Given exercise: In the data below, locate each line with the word "this" and list it.

[Records from a collection of figures]
Begin
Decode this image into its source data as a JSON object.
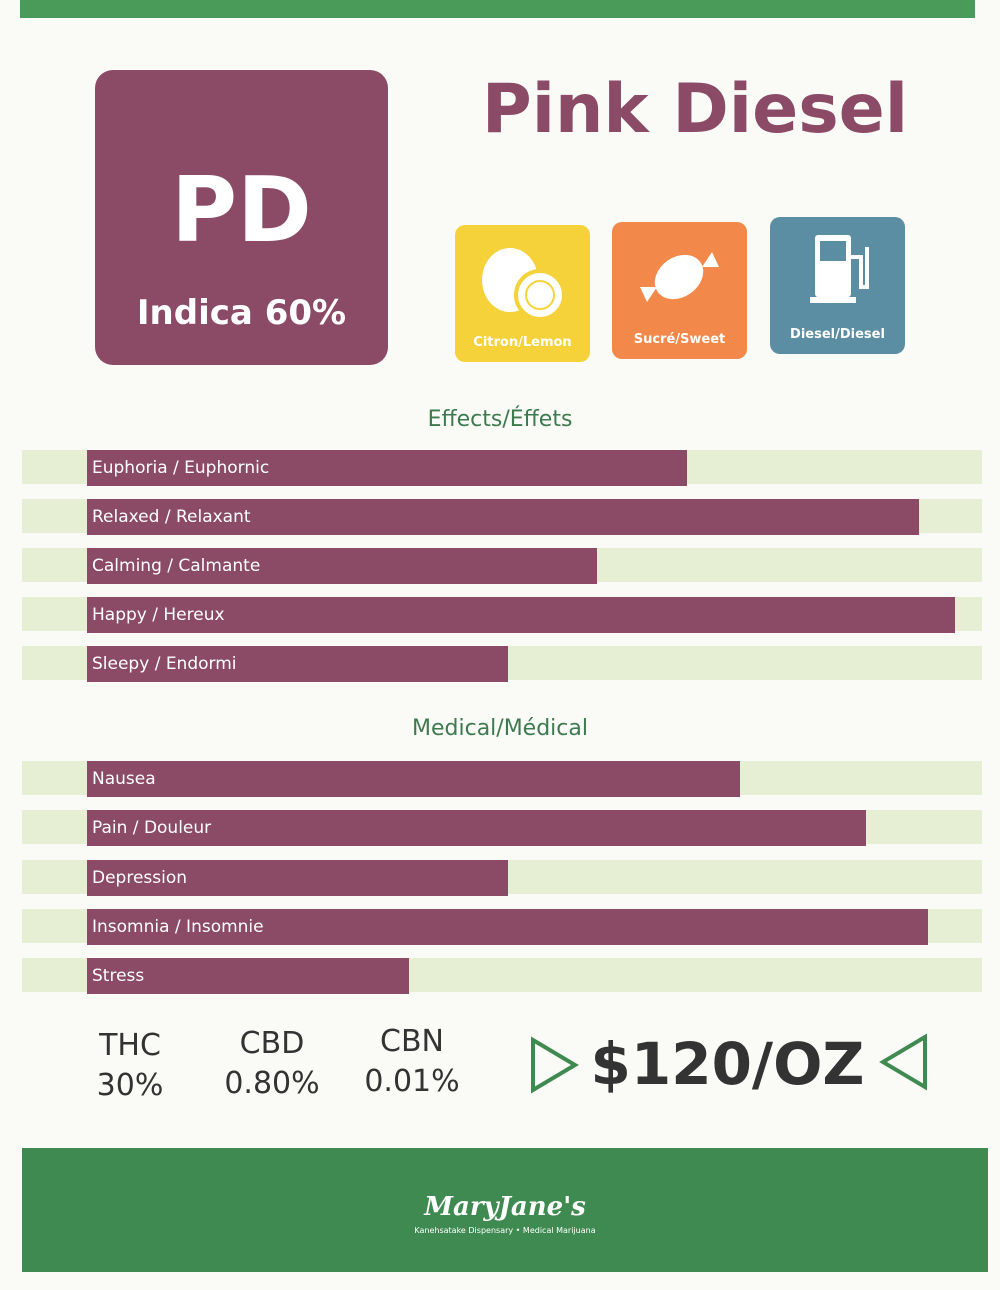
{
  "header": {
    "code": "PD",
    "strain": "Indica 60%",
    "title": "Pink Diesel"
  },
  "flavors": [
    "Citron/Lemon",
    "Sucré/Sweet",
    "Diesel/Diesel"
  ],
  "effects": {
    "title": "Effects/Éffets",
    "items": [
      {
        "label": "Euphoria / Euphornic",
        "value": 0.67
      },
      {
        "label": "Relaxed / Relaxant",
        "value": 0.93
      },
      {
        "label": "Calming / Calmante",
        "value": 0.57
      },
      {
        "label": "Happy / Hereux",
        "value": 0.97
      },
      {
        "label": "Sleepy / Endormi",
        "value": 0.47
      }
    ]
  },
  "medical": {
    "title": "Medical/Médical",
    "items": [
      {
        "label": "Nausea",
        "value": 0.73
      },
      {
        "label": "Pain / Douleur",
        "value": 0.87
      },
      {
        "label": "Depression",
        "value": 0.47
      },
      {
        "label": "Insomnia / Insomnie",
        "value": 0.94
      },
      {
        "label": "Stress",
        "value": 0.36
      }
    ]
  },
  "cannabinoids": [
    {
      "name": "THC",
      "value": "30%"
    },
    {
      "name": "CBD",
      "value": "0.80%"
    },
    {
      "name": "CBN",
      "value": "0.01%"
    }
  ],
  "price": "$120/OZ",
  "footer": {
    "brand": "MaryJane's",
    "tagline": "Kanehsatake Dispensary • Medical Marijuana"
  }
}
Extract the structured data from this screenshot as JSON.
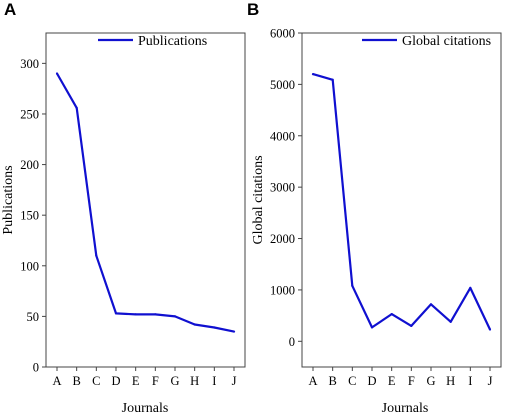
{
  "chart_data": [
    {
      "type": "line",
      "panel": "A",
      "categories": [
        "A",
        "B",
        "C",
        "D",
        "E",
        "F",
        "G",
        "H",
        "I",
        "J"
      ],
      "series": [
        {
          "name": "Publications",
          "values": [
            290,
            256,
            110,
            53,
            52,
            52,
            50,
            42,
            39,
            35
          ]
        }
      ],
      "xlabel": "Journals",
      "ylabel": "Publications",
      "ylim": [
        0,
        330
      ],
      "yticks": [
        0,
        50,
        100,
        150,
        200,
        250,
        300
      ],
      "ytick_labels": [
        "0",
        "50",
        "100",
        "150",
        "200",
        "250",
        "300"
      ],
      "grid": false,
      "legend": "top-right",
      "color": "#1010d0"
    },
    {
      "type": "line",
      "panel": "B",
      "categories": [
        "A",
        "B",
        "C",
        "D",
        "E",
        "F",
        "G",
        "H",
        "I",
        "J"
      ],
      "series": [
        {
          "name": "Global citations",
          "values": [
            5200,
            5090,
            1080,
            270,
            530,
            300,
            720,
            380,
            1040,
            230
          ]
        }
      ],
      "xlabel": "Journals",
      "ylabel": "Global citations",
      "ylim": [
        -500,
        6000
      ],
      "yticks": [
        0,
        1000,
        2000,
        3000,
        4000,
        5000,
        6000
      ],
      "ytick_labels": [
        "0",
        "1000",
        "2000",
        "3000",
        "4000",
        "5000",
        "6000"
      ],
      "grid": false,
      "legend": "top-right",
      "color": "#1010d0"
    }
  ]
}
End
Task response:
Decode this image into its source data as a JSON object.
Extract the structured data from this screenshot as JSON.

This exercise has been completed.